_Instructions to follow:_ Work out how many lines of the listing hold the string "печати". Answer with that number alone.

Stored data entries:
#####

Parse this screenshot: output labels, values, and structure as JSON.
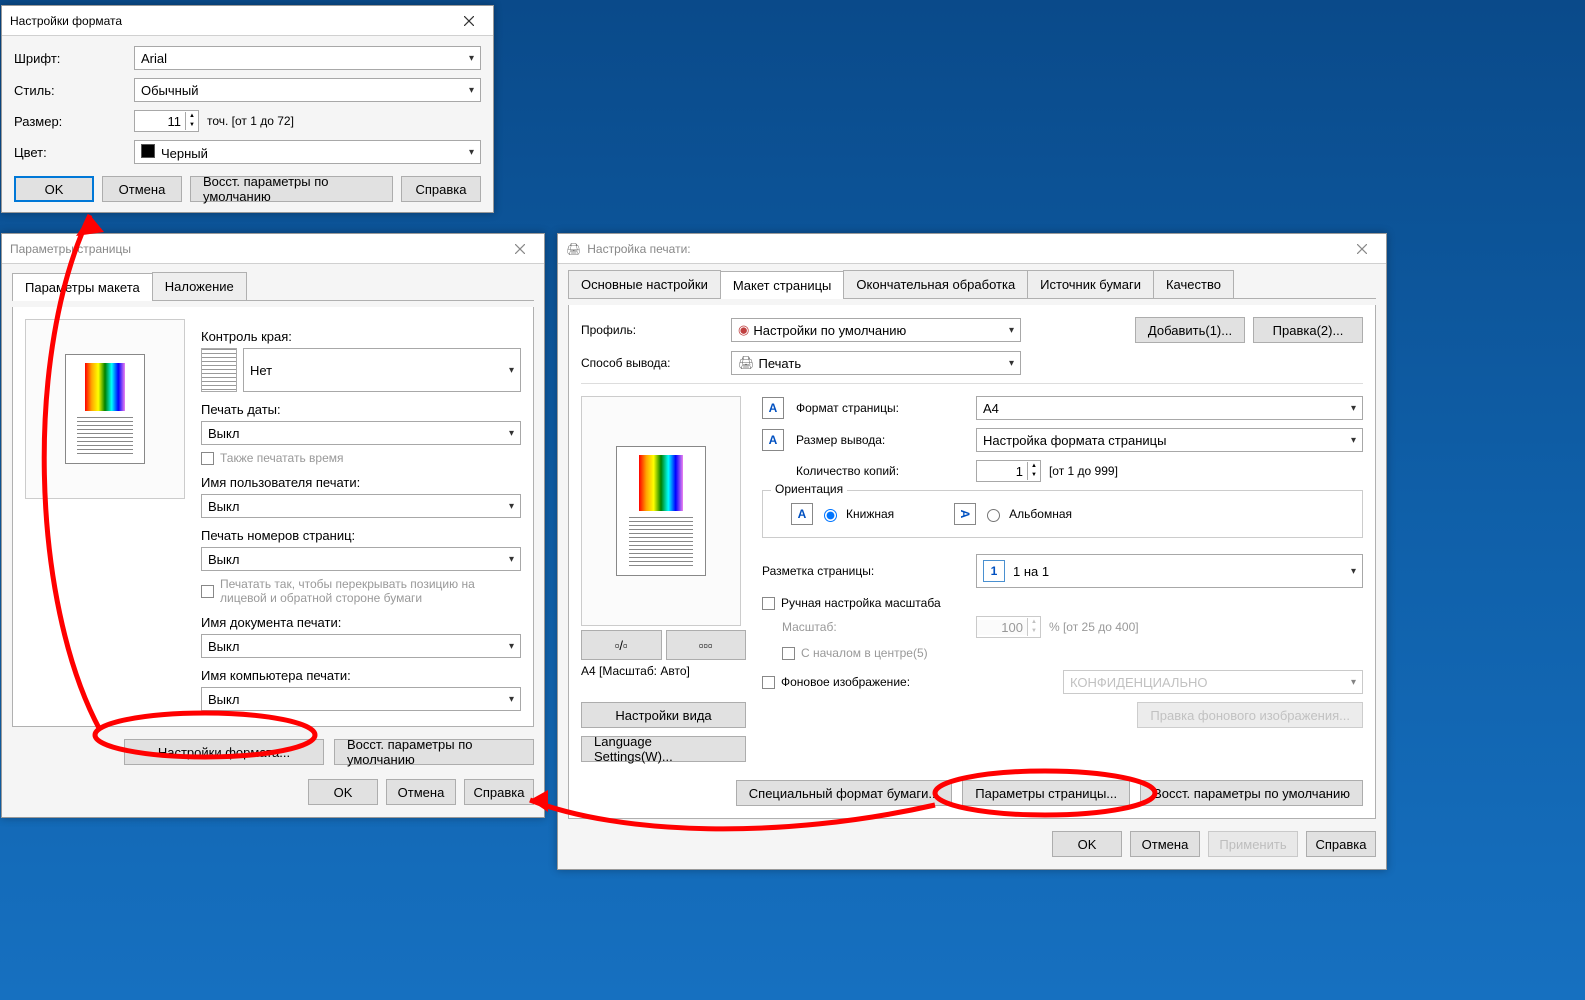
{
  "format_dialog": {
    "title": "Настройки формата",
    "font_label": "Шрифт:",
    "font_value": "Arial",
    "style_label": "Стиль:",
    "style_value": "Обычный",
    "size_label": "Размер:",
    "size_value": "11",
    "size_hint": "точ. [от 1 до 72]",
    "color_label": "Цвет:",
    "color_value": "Черный",
    "ok": "OK",
    "cancel": "Отмена",
    "restore": "Восст. параметры по умолчанию",
    "help": "Справка"
  },
  "page_params": {
    "title": "Параметры страницы",
    "tab_layout": "Параметры макета",
    "tab_overlay": "Наложение",
    "edge_label": "Контроль края:",
    "edge_value": "Нет",
    "date_label": "Печать даты:",
    "date_value": "Выкл",
    "also_time": "Также печатать время",
    "user_label": "Имя пользователя печати:",
    "user_value": "Выкл",
    "pagenum_label": "Печать номеров страниц:",
    "pagenum_value": "Выкл",
    "overlap_checkbox": "Печатать так, чтобы перекрывать позицию на лицевой и обратной стороне бумаги",
    "docname_label": "Имя документа печати:",
    "docname_value": "Выкл",
    "compname_label": "Имя компьютера печати:",
    "compname_value": "Выкл",
    "format_settings": "Настройки формата...",
    "restore": "Восст. параметры по умолчанию",
    "ok": "OK",
    "cancel": "Отмена",
    "help": "Справка"
  },
  "print_settings": {
    "title": "Настройка печати:",
    "tabs": {
      "main": "Основные настройки",
      "layout": "Макет страницы",
      "finishing": "Окончательная обработка",
      "source": "Источник бумаги",
      "quality": "Качество"
    },
    "profile_label": "Профиль:",
    "profile_value": "Настройки по умолчанию",
    "add_btn": "Добавить(1)...",
    "edit_btn": "Правка(2)...",
    "output_label": "Способ вывода:",
    "output_value": "Печать",
    "page_format_label": "Формат страницы:",
    "page_format_value": "A4",
    "out_size_label": "Размер вывода:",
    "out_size_value": "Настройка формата страницы",
    "copies_label": "Количество копий:",
    "copies_value": "1",
    "copies_hint": "[от 1 до 999]",
    "orientation_label": "Ориентация",
    "portrait": "Книжная",
    "landscape": "Альбомная",
    "pagelayout_label": "Разметка страницы:",
    "pagelayout_value": "1 на 1",
    "manual_scale": "Ручная настройка масштаба",
    "scale_label": "Масштаб:",
    "scale_value": "100",
    "scale_hint": "% [от 25 до 400]",
    "center_start": "С началом в центре(5)",
    "bg_image": "Фоновое изображение:",
    "bg_value": "КОНФИДЕНЦИАЛЬНО",
    "bg_edit": "Правка фонового изображения...",
    "preview_caption": "A4 [Масштаб: Авто]",
    "view_settings": "Настройки вида",
    "lang_settings": "Language Settings(W)...",
    "special_paper": "Специальный формат бумаги...",
    "page_params_btn": "Параметры страницы...",
    "restore": "Восст. параметры по умолчанию",
    "ok": "OK",
    "cancel": "Отмена",
    "apply": "Применить",
    "help": "Справка"
  }
}
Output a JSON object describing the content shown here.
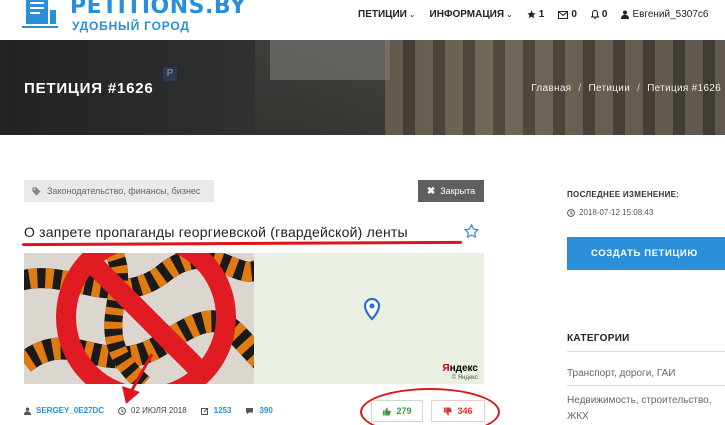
{
  "brand": {
    "name": "PETITIONS.BY",
    "tagline": "УДОБНЫЙ ГОРОД"
  },
  "nav": {
    "petitions": "ПЕТИЦИИ",
    "info": "ИНФОРМАЦИЯ",
    "favorites_count": "1",
    "messages_count": "0",
    "notifications_count": "0",
    "user": "Евгений_5307c6"
  },
  "hero": {
    "title": "ПЕТИЦИЯ #1626",
    "breadcrumbs": [
      "Главная",
      "Петиции",
      "Петиция #1626"
    ]
  },
  "petition": {
    "tags": "Законодательство, финансы, бизнес",
    "status": "Закрыта",
    "title": "О запрете пропаганды георгиевской (гвардейской) ленты",
    "author": "SERGEY_0E27DC",
    "date": "02 ИЮЛЯ 2018",
    "signatures": "1253",
    "comments": "390",
    "votes_up": "279",
    "votes_down": "346",
    "map_brand_a": "Я",
    "map_brand_b": "ндекс",
    "map_brand_sub": "© Яндекс"
  },
  "sidebar": {
    "last_change_label": "ПОСЛЕДНЕЕ ИЗМЕНЕНИЕ:",
    "last_change_value": "2018-07-12 15:08:43",
    "create_button": "СОЗДАТЬ ПЕТИЦИЮ",
    "categories_title": "КАТЕГОРИИ",
    "categories": [
      "Транспорт, дороги, ГАИ",
      "Недвижимость, строительство, ЖКХ"
    ]
  },
  "colors": {
    "accent": "#2a8fd8",
    "annotation_red": "#e1141c",
    "up": "#3a9a3a",
    "down": "#dd3333"
  }
}
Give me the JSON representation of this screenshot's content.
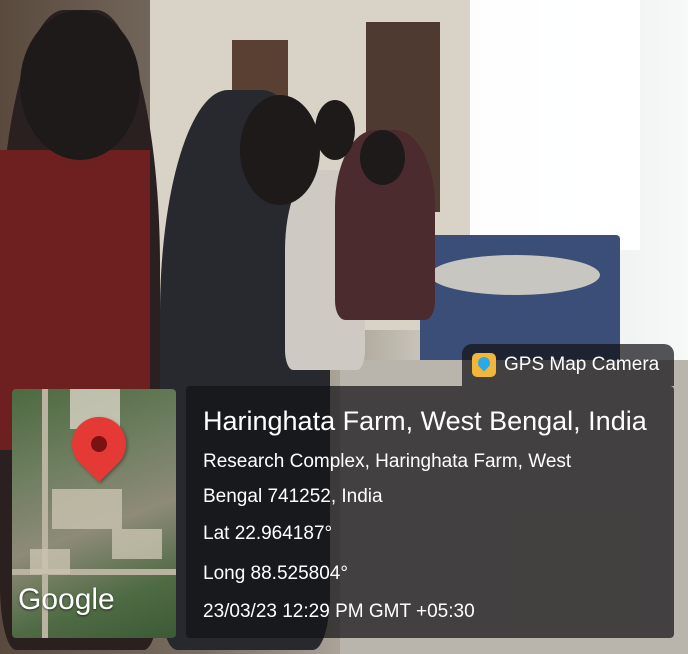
{
  "tag": {
    "app_name": "GPS Map Camera",
    "icon": "gps-map-camera-app-icon"
  },
  "map": {
    "provider_logo": "Google",
    "pin_icon": "location-pin-icon",
    "pin_color": "#e53935"
  },
  "location": {
    "title": "Haringhata Farm, West Bengal, India",
    "address_line1": "Research Complex, Haringhata Farm, West",
    "address_line2": "Bengal 741252, India",
    "lat": "Lat 22.964187°",
    "long": "Long 88.525804°",
    "datetime": "23/03/23 12:29 PM GMT +05:30"
  },
  "colors": {
    "overlay_bg": "rgba(20,20,22,0.72)",
    "text": "#ffffff",
    "accent_icon": "#f2b73a"
  }
}
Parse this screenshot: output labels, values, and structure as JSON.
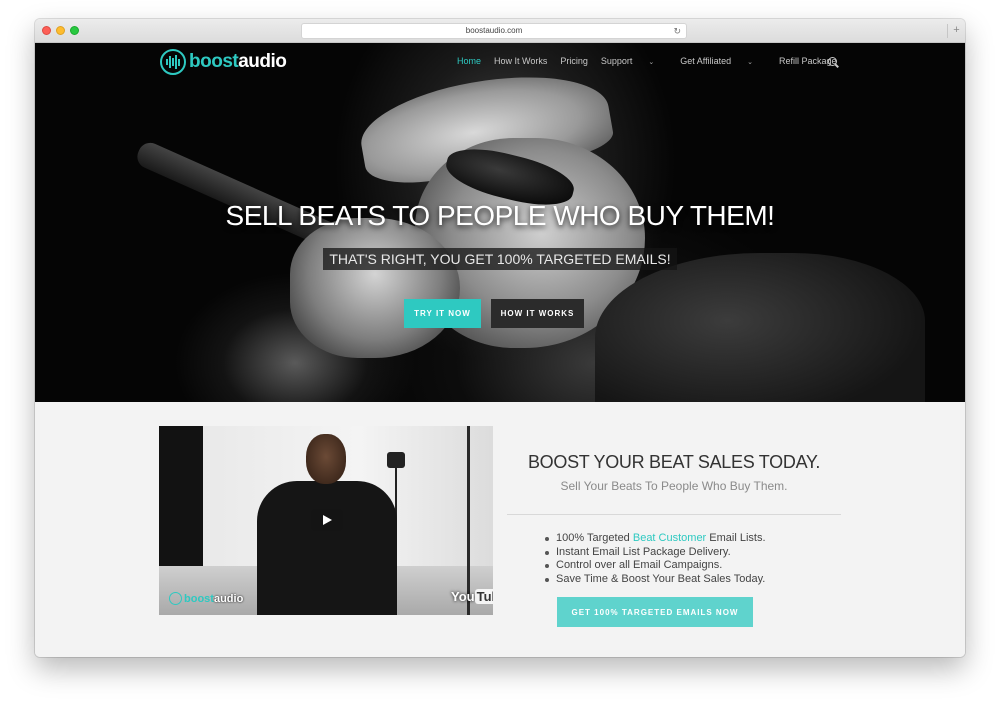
{
  "browser": {
    "url": "boostaudio.com",
    "new_tab_label": "+"
  },
  "brand": {
    "logo_part1": "boost",
    "logo_part2": "audio",
    "accent_color": "#2ec9c1"
  },
  "nav": {
    "items": [
      {
        "label": "Home",
        "active": true
      },
      {
        "label": "How It Works"
      },
      {
        "label": "Pricing"
      },
      {
        "label": "Support",
        "dropdown": true
      },
      {
        "label": "Get Affiliated",
        "dropdown": true
      },
      {
        "label": "Refill Package"
      }
    ],
    "search_icon": "search-icon"
  },
  "hero": {
    "title": "SELL BEATS TO PEOPLE WHO BUY THEM!",
    "subtitle": "THAT'S RIGHT, YOU GET 100% TARGETED EMAILS!",
    "primary_button": "TRY IT NOW",
    "secondary_button": "HOW IT WORKS"
  },
  "video": {
    "overlay_logo_part1": "boost",
    "overlay_logo_part2": "audio",
    "youtube_you": "You",
    "youtube_tube": "Tube",
    "play_icon": "play-icon"
  },
  "section": {
    "title": "BOOST YOUR BEAT SALES TODAY.",
    "subtitle": "Sell Your Beats To People Who Buy Them.",
    "features": [
      {
        "pre": "100% Targeted ",
        "highlight": "Beat Customer",
        "post": " Email Lists."
      },
      {
        "pre": "Instant Email List Package Delivery.",
        "highlight": "",
        "post": ""
      },
      {
        "pre": "Control over all Email Campaigns.",
        "highlight": "",
        "post": ""
      },
      {
        "pre": "Save Time & Boost Your Beat Sales Today.",
        "highlight": "",
        "post": ""
      }
    ],
    "cta_button": "GET 100% TARGETED EMAILS NOW"
  }
}
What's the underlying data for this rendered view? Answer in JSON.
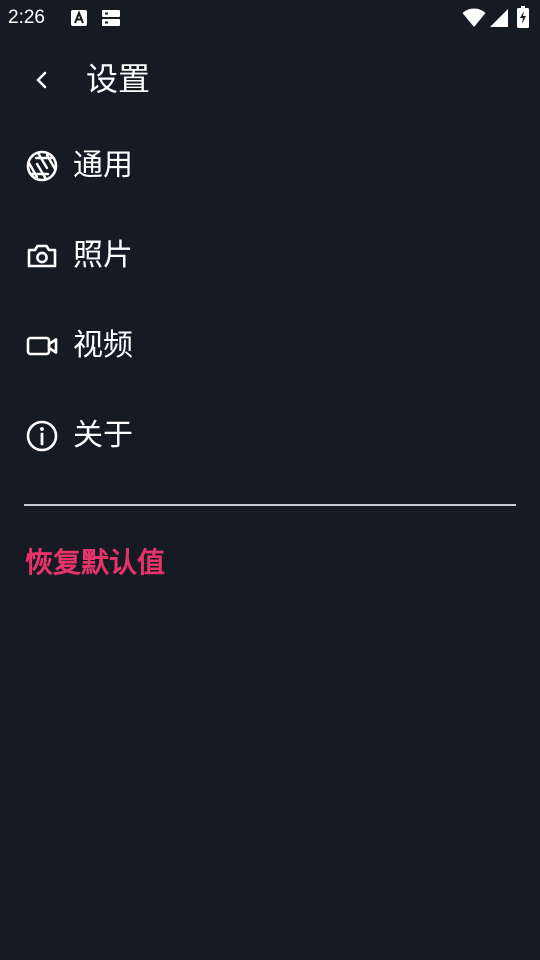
{
  "status_bar": {
    "time": "2:26",
    "icons": [
      "a-font-icon",
      "storage-icon",
      "wifi-icon",
      "cell-signal-icon",
      "battery-charging-icon"
    ]
  },
  "header": {
    "back_icon": "chevron-left-icon",
    "title": "设置"
  },
  "menu": {
    "items": [
      {
        "label": "通用",
        "icon": "aperture-icon"
      },
      {
        "label": "照片",
        "icon": "camera-icon"
      },
      {
        "label": "视频",
        "icon": "video-icon"
      },
      {
        "label": "关于",
        "icon": "info-icon"
      }
    ]
  },
  "reset": {
    "label": "恢复默认值"
  },
  "colors": {
    "background": "#161a22",
    "text": "#ffffff",
    "accent": "#e6336a",
    "divider": "#c8cacf"
  }
}
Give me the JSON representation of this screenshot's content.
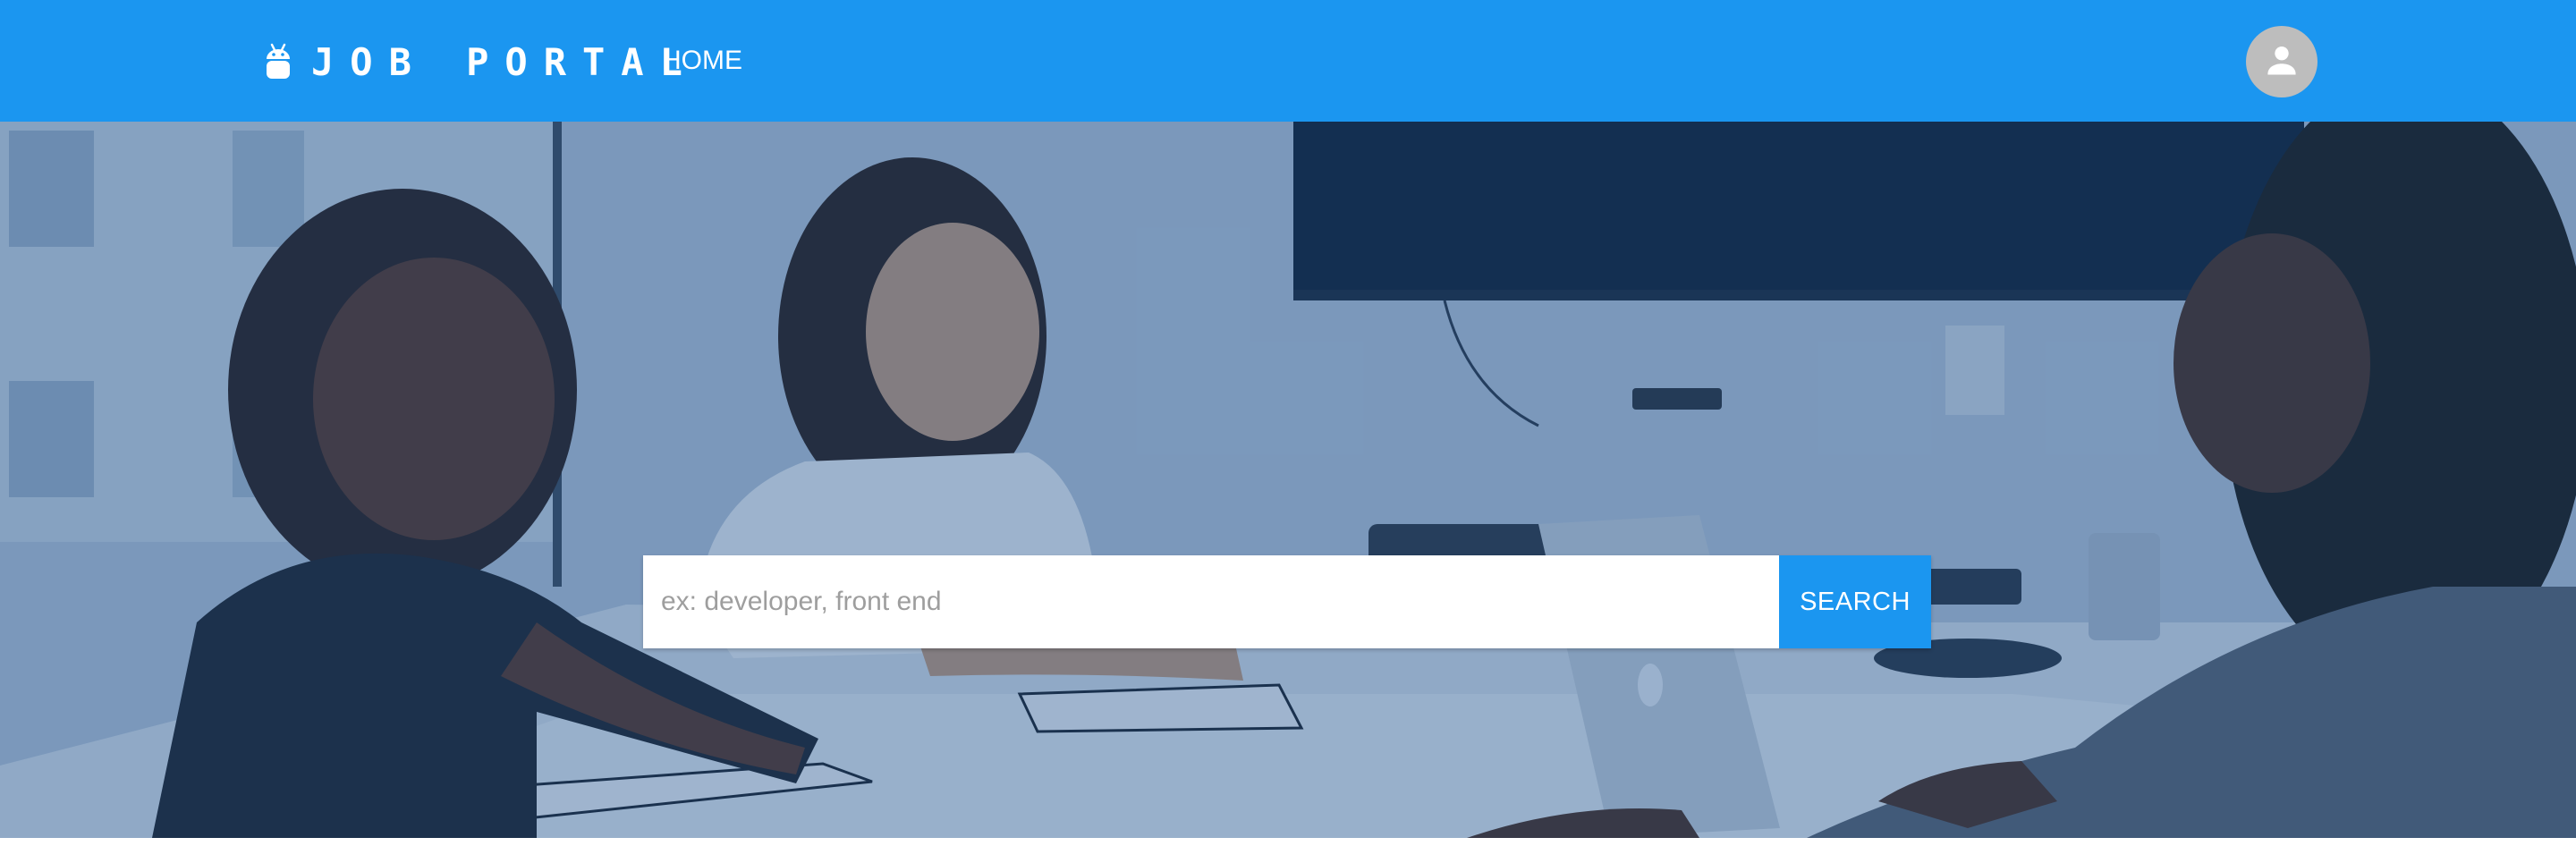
{
  "brand": {
    "name": "JOB PORTAL",
    "icon": "android-icon"
  },
  "nav": {
    "home_label": "HOME"
  },
  "user": {
    "avatar_icon": "person-icon"
  },
  "search": {
    "placeholder": "ex: developer, front end",
    "value": "",
    "button_label": "SEARCH"
  },
  "hero": {
    "image": "photo of three women talking at a meeting table with laptops and a wall-mounted TV"
  },
  "colors": {
    "primary": "#1b96f0",
    "avatar_bg": "#bdbdbd",
    "overlay": "#1b508c"
  }
}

#####

_Result below:_ 4